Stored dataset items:
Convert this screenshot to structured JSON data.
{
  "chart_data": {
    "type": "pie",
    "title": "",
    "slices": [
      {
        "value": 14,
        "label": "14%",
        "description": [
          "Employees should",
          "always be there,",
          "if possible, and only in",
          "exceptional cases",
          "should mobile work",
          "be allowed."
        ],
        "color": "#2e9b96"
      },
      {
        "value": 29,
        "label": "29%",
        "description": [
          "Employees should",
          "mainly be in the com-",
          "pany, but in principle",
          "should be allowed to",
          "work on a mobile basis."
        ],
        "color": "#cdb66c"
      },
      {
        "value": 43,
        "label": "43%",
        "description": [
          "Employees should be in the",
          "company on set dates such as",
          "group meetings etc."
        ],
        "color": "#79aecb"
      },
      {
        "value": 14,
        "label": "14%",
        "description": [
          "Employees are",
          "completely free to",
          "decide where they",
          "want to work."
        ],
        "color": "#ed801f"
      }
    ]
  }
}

#### What to do
From the listing above, find the number of lines with the word "Employees" in them. Answer with the number only.

#### Completed task
4